Dataset items
►

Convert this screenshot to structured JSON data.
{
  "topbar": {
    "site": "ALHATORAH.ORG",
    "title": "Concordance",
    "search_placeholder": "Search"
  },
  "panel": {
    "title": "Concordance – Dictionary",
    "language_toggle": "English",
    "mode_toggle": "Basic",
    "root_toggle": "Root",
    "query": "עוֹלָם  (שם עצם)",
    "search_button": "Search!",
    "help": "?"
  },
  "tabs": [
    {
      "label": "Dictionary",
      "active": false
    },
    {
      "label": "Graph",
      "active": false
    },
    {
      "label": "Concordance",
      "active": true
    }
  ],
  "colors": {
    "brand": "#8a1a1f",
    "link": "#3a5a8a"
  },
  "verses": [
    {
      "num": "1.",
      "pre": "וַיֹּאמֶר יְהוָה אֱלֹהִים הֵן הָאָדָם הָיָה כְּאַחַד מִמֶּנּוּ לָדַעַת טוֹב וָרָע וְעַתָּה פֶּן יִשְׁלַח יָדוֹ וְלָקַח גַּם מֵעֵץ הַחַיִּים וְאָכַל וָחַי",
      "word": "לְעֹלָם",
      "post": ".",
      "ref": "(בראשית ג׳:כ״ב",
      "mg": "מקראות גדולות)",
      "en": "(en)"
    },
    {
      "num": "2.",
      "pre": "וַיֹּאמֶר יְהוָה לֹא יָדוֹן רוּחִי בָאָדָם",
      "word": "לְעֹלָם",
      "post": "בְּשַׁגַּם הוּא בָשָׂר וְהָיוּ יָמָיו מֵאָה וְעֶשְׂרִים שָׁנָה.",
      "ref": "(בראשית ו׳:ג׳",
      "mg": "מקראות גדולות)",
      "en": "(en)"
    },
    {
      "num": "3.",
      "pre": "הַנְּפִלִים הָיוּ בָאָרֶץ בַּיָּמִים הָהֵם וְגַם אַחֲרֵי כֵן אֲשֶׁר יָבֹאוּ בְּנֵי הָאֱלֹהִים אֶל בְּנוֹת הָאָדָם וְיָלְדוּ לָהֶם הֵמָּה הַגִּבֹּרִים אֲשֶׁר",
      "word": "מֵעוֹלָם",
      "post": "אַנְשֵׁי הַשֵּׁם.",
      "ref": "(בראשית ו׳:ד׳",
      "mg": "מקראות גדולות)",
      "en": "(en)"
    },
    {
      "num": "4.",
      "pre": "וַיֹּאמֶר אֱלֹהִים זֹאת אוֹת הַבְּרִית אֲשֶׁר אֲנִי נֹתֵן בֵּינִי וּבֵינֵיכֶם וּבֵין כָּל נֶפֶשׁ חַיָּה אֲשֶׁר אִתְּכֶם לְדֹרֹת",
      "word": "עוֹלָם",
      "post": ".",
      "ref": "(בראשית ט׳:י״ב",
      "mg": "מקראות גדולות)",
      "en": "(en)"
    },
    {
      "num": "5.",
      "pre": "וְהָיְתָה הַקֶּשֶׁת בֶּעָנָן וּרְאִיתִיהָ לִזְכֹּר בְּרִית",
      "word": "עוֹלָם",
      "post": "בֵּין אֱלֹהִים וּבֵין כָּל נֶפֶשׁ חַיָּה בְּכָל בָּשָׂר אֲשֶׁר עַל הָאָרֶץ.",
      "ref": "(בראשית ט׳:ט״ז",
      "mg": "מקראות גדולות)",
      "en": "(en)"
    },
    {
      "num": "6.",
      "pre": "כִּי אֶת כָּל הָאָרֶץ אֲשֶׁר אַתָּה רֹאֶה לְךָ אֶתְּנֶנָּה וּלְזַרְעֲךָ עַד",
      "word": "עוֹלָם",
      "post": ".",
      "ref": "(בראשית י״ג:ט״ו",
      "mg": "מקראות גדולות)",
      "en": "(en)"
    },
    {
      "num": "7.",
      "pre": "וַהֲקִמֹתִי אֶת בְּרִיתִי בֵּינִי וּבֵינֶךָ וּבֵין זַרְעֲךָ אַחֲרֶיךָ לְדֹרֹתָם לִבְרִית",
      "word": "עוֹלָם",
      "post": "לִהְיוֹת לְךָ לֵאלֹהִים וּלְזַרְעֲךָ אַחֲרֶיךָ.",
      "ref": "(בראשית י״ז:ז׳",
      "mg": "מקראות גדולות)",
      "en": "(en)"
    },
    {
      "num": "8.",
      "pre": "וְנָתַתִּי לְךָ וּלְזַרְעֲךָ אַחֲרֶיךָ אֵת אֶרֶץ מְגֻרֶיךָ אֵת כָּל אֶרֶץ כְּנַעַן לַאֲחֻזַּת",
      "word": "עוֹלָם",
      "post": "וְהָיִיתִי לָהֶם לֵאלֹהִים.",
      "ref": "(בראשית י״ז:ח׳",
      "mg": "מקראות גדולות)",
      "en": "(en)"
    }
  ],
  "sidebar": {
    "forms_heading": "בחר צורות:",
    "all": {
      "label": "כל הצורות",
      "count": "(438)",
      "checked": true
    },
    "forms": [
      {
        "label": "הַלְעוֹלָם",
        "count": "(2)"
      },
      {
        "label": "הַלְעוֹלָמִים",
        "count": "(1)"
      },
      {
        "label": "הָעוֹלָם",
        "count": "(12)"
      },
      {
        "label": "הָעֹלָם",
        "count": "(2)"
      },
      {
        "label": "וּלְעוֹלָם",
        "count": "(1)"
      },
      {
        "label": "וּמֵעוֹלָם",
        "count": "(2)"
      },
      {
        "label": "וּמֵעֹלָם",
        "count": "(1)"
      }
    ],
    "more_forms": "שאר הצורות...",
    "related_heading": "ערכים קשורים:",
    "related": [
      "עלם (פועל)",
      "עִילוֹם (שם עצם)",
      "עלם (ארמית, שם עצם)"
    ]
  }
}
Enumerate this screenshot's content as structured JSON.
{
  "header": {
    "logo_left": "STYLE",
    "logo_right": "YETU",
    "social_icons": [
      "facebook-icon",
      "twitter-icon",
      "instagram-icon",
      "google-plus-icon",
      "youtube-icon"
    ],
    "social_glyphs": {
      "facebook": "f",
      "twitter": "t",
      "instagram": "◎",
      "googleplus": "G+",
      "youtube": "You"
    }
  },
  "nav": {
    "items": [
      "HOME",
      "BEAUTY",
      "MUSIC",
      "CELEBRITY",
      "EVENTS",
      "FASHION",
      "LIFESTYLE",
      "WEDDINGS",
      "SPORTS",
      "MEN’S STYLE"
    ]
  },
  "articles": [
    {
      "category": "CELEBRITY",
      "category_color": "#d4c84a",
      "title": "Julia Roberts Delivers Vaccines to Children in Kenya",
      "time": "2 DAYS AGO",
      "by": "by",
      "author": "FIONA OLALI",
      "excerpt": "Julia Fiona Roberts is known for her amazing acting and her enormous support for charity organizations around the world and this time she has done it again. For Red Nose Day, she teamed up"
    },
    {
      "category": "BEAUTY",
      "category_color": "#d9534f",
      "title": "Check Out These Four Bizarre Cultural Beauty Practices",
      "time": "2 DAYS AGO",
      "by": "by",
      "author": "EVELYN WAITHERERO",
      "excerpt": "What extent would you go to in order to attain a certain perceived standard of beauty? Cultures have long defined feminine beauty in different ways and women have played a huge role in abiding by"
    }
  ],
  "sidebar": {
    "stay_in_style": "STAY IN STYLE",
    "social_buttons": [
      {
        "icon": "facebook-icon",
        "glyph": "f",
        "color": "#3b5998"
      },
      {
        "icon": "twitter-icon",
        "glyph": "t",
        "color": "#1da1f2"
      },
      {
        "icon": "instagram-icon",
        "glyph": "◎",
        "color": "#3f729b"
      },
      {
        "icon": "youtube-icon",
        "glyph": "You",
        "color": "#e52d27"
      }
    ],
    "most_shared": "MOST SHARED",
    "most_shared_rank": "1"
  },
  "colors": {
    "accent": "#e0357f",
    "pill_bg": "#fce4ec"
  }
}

◄

Reproduce the material above exactly; please quote every line of it.

Convert this screenshot to structured JSON data.
{
  "topbar": {
    "site": "ALHATORAH.ORG",
    "title": "Concordance",
    "search_placeholder": "Search"
  },
  "panel": {
    "title": "Concordance – Dictionary",
    "language_toggle": "English",
    "mode_toggle": "Basic",
    "root_toggle": "Root",
    "query": "עוֹלָם  (שם עצם)",
    "search_button": "Search!",
    "help": "?"
  },
  "tabs": [
    {
      "label": "Dictionary",
      "active": false
    },
    {
      "label": "Graph",
      "active": false
    },
    {
      "label": "Concordance",
      "active": true
    }
  ],
  "colors": {
    "brand": "#8a1a1f",
    "link": "#3a5a8a"
  },
  "verses": [
    {
      "num": "1.",
      "pre": "וַיֹּאמֶר יְהוָה אֱלֹהִים הֵן הָאָדָם הָיָה כְּאַחַד מִמֶּנּוּ לָדַעַת טוֹב וָרָע וְעַתָּה פֶּן יִשְׁלַח יָדוֹ וְלָקַח גַּם מֵעֵץ הַחַיִּים וְאָכַל וָחַי",
      "word": "לְעֹלָם",
      "post": ".",
      "ref": "(בראשית ג׳:כ״ב",
      "mg": "מקראות גדולות)",
      "en": "(en)"
    },
    {
      "num": "2.",
      "pre": "וַיֹּאמֶר יְהוָה לֹא יָדוֹן רוּחִי בָאָדָם",
      "word": "לְעֹלָם",
      "post": "בְּשַׁגַּם הוּא בָשָׂר וְהָיוּ יָמָיו מֵאָה וְעֶשְׂרִים שָׁנָה.",
      "ref": "(בראשית ו׳:ג׳",
      "mg": "מקראות גדולות)",
      "en": "(en)"
    },
    {
      "num": "3.",
      "pre": "הַנְּפִלִים הָיוּ בָאָרֶץ בַּיָּמִים הָהֵם וְגַם אַחֲרֵי כֵן אֲשֶׁר יָבֹאוּ בְּנֵי הָאֱלֹהִים אֶל בְּנוֹת הָאָדָם וְיָלְדוּ לָהֶם הֵמָּה הַגִּבֹּרִים אֲשֶׁר",
      "word": "מֵעוֹלָם",
      "post": "אַנְשֵׁי הַשֵּׁם.",
      "ref": "(בראשית ו׳:ד׳",
      "mg": "מקראות גדולות)",
      "en": "(en)"
    },
    {
      "num": "4.",
      "pre": "וַיֹּאמֶר אֱלֹהִים זֹאת אוֹת הַבְּרִית אֲשֶׁר אֲנִי נֹתֵן בֵּינִי וּבֵינֵיכֶם וּבֵין כָּל נֶפֶשׁ חַיָּה אֲשֶׁר אִתְּכֶם לְדֹרֹת",
      "word": "עוֹלָם",
      "post": ".",
      "ref": "(בראשית ט׳:י״ב",
      "mg": "מקראות גדולות)",
      "en": "(en)"
    },
    {
      "num": "5.",
      "pre": "וְהָיְתָה הַקֶּשֶׁת בֶּעָנָן וּרְאִיתִיהָ לִזְכֹּר בְּרִית",
      "word": "עוֹלָם",
      "post": "בֵּין אֱלֹהִים וּבֵין כָּל נֶפֶשׁ חַיָּה בְּכָל בָּשָׂר אֲשֶׁר עַל הָאָרֶץ.",
      "ref": "(בראשית ט׳:ט״ז",
      "mg": "מקראות גדולות)",
      "en": "(en)"
    },
    {
      "num": "6.",
      "pre": "כִּי אֶת כָּל הָאָרֶץ אֲשֶׁר אַתָּה רֹאֶה לְךָ אֶתְּנֶנָּה וּלְזַרְעֲךָ עַד",
      "word": "עוֹלָם",
      "post": ".",
      "ref": "(בראשית י״ג:ט״ו",
      "mg": "מקראות גדולות)",
      "en": "(en)"
    },
    {
      "num": "7.",
      "pre": "וַהֲקִמֹתִי אֶת בְּרִיתִי בֵּינִי וּבֵינֶךָ וּבֵין זַרְעֲךָ אַחֲרֶיךָ לְדֹרֹתָם לִבְרִית",
      "word": "עוֹלָם",
      "post": "לִהְיוֹת לְךָ לֵאלֹהִים וּלְזַרְעֲךָ אַחֲרֶיךָ.",
      "ref": "(בראשית י״ז:ז׳",
      "mg": "מקראות גדולות)",
      "en": "(en)"
    },
    {
      "num": "8.",
      "pre": "וְנָתַתִּי לְךָ וּלְזַרְעֲךָ אַחֲרֶיךָ אֵת אֶרֶץ מְגֻרֶיךָ אֵת כָּל אֶרֶץ כְּנַעַן לַאֲחֻזַּת",
      "word": "עוֹלָם",
      "post": "וְהָיִיתִי לָהֶם לֵאלֹהִים.",
      "ref": "(בראשית י״ז:ח׳",
      "mg": "מקראות גדולות)",
      "en": "(en)"
    }
  ],
  "sidebar": {
    "forms_heading": "בחר צורות:",
    "all": {
      "label": "כל הצורות",
      "count": "(438)",
      "checked": true
    },
    "forms": [
      {
        "label": "הַלְעוֹלָם",
        "count": "(2)"
      },
      {
        "label": "הַלְעוֹלָמִים",
        "count": "(1)"
      },
      {
        "label": "הָעוֹלָם",
        "count": "(12)"
      },
      {
        "label": "הָעֹלָם",
        "count": "(2)"
      },
      {
        "label": "וּלְעוֹלָם",
        "count": "(1)"
      },
      {
        "label": "וּמֵעוֹלָם",
        "count": "(2)"
      },
      {
        "label": "וּמֵעֹלָם",
        "count": "(1)"
      }
    ],
    "more_forms": "שאר הצורות...",
    "related_heading": "ערכים קשורים:",
    "related": [
      "עלם (פועל)",
      "עִילוֹם (שם עצם)",
      "עלם (ארמית, שם עצם)"
    ]
  }
}
Enumerate this screenshot's content as structured JSON.
{
  "header": {
    "logo_left": "STYLE",
    "logo_right": "YETU",
    "social_icons": [
      "facebook-icon",
      "twitter-icon",
      "instagram-icon",
      "google-plus-icon",
      "youtube-icon"
    ],
    "social_glyphs": {
      "facebook": "f",
      "twitter": "t",
      "instagram": "◎",
      "googleplus": "G+",
      "youtube": "You"
    }
  },
  "nav": {
    "items": [
      "HOME",
      "BEAUTY",
      "MUSIC",
      "CELEBRITY",
      "EVENTS",
      "FASHION",
      "LIFESTYLE",
      "WEDDINGS",
      "SPORTS",
      "MEN’S STYLE"
    ]
  },
  "articles": [
    {
      "category": "CELEBRITY",
      "category_color": "#d4c84a",
      "title": "Julia Roberts Delivers Vaccines to Children in Kenya",
      "time": "2 DAYS AGO",
      "by": "by",
      "author": "FIONA OLALI",
      "excerpt": "Julia Fiona Roberts is known for her amazing acting and her enormous support for charity organizations around the world and this time she has done it again. For Red Nose Day, she teamed up"
    },
    {
      "category": "BEAUTY",
      "category_color": "#d9534f",
      "title": "Check Out These Four Bizarre Cultural Beauty Practices",
      "time": "2 DAYS AGO",
      "by": "by",
      "author": "EVELYN WAITHERERO",
      "excerpt": "What extent would you go to in order to attain a certain perceived standard of beauty? Cultures have long defined feminine beauty in different ways and women have played a huge role in abiding by"
    }
  ],
  "sidebar": {
    "stay_in_style": "STAY IN STYLE",
    "social_buttons": [
      {
        "icon": "facebook-icon",
        "glyph": "f",
        "color": "#3b5998"
      },
      {
        "icon": "twitter-icon",
        "glyph": "t",
        "color": "#1da1f2"
      },
      {
        "icon": "instagram-icon",
        "glyph": "◎",
        "color": "#3f729b"
      },
      {
        "icon": "youtube-icon",
        "glyph": "You",
        "color": "#e52d27"
      }
    ],
    "most_shared": "MOST SHARED",
    "most_shared_rank": "1"
  },
  "colors": {
    "accent": "#e0357f",
    "pill_bg": "#fce4ec"
  }
}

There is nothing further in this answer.